- Goal -
Gather all lines in the entries below that include the word "text".

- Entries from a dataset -
▬▬▬▬▬▬▬▬▬▬

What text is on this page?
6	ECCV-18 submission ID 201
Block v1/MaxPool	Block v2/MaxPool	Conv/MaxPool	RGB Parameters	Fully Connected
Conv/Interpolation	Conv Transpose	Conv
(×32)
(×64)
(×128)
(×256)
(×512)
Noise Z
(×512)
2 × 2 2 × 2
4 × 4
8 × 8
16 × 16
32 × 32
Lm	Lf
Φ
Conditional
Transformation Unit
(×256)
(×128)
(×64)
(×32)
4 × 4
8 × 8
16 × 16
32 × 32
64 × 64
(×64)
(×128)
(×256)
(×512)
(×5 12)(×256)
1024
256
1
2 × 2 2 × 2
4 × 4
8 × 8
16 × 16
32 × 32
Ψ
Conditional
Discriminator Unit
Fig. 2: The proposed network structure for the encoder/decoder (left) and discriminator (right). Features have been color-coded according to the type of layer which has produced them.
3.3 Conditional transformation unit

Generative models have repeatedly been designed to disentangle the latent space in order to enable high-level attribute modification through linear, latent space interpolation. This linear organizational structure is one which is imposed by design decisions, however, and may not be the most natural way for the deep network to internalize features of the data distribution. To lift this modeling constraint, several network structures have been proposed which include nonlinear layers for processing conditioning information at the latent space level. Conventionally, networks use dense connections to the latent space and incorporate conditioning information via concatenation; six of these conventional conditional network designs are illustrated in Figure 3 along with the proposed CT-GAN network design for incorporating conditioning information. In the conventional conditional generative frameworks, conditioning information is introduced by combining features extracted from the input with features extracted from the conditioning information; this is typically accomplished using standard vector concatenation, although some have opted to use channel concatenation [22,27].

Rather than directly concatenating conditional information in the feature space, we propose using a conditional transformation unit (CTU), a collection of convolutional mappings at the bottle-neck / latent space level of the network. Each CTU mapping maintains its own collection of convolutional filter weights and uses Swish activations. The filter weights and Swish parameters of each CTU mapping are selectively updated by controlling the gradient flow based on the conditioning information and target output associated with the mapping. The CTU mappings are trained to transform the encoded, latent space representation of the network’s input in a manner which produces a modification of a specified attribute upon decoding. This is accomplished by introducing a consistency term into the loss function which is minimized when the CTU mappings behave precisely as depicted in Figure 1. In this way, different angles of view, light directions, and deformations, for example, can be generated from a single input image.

▬▬▬▬▬▬▬▬▬▬

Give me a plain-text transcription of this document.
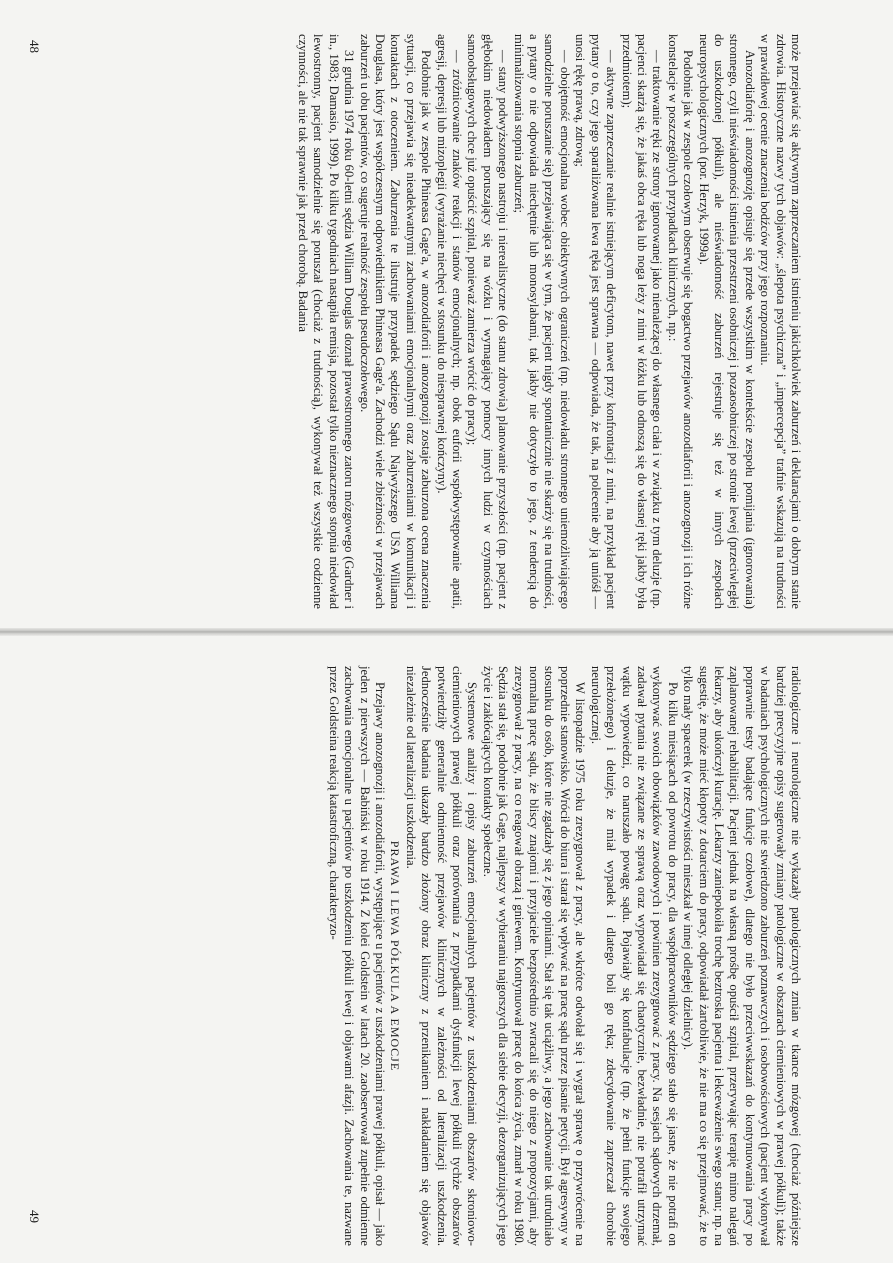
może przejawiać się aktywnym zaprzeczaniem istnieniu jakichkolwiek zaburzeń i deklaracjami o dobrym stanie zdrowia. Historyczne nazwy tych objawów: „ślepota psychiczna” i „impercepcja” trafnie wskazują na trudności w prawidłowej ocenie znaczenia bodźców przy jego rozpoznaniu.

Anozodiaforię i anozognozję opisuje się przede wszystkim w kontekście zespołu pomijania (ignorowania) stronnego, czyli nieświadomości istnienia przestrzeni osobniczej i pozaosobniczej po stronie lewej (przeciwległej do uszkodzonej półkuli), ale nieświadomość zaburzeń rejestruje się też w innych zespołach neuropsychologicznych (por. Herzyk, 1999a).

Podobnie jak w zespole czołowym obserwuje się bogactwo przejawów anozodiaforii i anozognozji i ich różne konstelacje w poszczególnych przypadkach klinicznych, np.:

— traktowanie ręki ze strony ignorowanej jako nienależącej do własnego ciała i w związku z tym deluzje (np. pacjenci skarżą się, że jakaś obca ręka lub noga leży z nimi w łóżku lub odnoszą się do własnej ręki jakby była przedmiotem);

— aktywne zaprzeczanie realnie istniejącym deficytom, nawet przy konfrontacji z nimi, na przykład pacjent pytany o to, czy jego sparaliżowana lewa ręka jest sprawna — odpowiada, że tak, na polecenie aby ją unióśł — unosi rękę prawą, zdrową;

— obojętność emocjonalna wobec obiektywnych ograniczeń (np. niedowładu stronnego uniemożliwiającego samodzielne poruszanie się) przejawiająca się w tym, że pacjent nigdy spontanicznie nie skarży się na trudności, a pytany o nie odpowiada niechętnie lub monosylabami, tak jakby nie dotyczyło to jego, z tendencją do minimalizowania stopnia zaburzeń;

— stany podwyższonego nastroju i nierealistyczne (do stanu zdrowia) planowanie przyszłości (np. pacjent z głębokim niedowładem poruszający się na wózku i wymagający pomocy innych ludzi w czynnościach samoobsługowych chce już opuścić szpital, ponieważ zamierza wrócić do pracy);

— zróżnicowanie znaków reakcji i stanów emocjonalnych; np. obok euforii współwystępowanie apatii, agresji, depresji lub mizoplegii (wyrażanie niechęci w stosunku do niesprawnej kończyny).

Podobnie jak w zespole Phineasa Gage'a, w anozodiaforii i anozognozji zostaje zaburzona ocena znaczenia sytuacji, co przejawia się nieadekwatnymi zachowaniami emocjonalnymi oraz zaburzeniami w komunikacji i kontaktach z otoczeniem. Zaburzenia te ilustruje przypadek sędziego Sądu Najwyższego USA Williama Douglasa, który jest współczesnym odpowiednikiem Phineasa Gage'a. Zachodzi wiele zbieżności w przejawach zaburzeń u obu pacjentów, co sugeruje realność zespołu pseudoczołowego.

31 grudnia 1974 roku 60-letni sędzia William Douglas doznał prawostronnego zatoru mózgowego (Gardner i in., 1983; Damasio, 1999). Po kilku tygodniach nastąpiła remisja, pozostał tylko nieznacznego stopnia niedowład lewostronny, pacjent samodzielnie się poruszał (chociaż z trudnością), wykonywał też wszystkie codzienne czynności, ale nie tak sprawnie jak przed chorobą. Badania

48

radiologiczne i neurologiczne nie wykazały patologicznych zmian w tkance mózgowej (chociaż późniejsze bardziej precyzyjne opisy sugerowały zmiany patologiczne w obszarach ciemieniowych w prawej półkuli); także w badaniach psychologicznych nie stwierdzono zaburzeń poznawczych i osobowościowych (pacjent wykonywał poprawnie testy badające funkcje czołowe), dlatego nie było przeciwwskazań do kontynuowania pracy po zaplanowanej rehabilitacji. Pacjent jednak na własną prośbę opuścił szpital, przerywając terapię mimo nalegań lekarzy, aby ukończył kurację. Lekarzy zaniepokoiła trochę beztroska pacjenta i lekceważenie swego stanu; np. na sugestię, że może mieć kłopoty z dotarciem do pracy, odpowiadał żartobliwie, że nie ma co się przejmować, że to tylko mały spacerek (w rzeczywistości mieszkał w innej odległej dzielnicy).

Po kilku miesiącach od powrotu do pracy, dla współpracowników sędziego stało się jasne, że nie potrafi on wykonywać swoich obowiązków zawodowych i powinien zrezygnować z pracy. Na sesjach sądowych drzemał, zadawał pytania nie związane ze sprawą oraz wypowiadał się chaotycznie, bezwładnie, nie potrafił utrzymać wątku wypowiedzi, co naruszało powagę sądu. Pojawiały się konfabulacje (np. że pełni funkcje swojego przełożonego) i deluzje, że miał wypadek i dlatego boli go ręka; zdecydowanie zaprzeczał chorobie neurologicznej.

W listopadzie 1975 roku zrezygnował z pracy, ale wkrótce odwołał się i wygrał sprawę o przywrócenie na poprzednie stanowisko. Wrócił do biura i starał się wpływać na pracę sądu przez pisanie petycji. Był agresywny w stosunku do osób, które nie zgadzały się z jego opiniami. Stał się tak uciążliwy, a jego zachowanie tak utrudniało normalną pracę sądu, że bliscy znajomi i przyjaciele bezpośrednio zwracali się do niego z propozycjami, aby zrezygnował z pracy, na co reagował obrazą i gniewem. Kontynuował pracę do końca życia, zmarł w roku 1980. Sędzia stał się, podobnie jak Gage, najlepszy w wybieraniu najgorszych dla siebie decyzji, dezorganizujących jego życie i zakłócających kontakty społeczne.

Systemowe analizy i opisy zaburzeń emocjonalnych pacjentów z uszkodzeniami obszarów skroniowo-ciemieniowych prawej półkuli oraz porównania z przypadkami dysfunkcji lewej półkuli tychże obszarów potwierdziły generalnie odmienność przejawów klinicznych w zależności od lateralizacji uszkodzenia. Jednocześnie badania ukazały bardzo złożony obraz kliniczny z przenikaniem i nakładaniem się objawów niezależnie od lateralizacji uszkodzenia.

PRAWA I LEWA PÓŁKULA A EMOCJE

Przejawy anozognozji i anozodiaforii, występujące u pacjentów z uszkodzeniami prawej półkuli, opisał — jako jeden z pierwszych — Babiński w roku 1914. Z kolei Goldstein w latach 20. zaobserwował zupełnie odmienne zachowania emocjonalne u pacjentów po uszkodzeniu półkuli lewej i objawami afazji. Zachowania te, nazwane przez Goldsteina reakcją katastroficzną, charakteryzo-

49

▬▬▬▬▬▬▬▬▬▬

- Task result -
What text is on this page?
Give me a plain-text transcription of this document.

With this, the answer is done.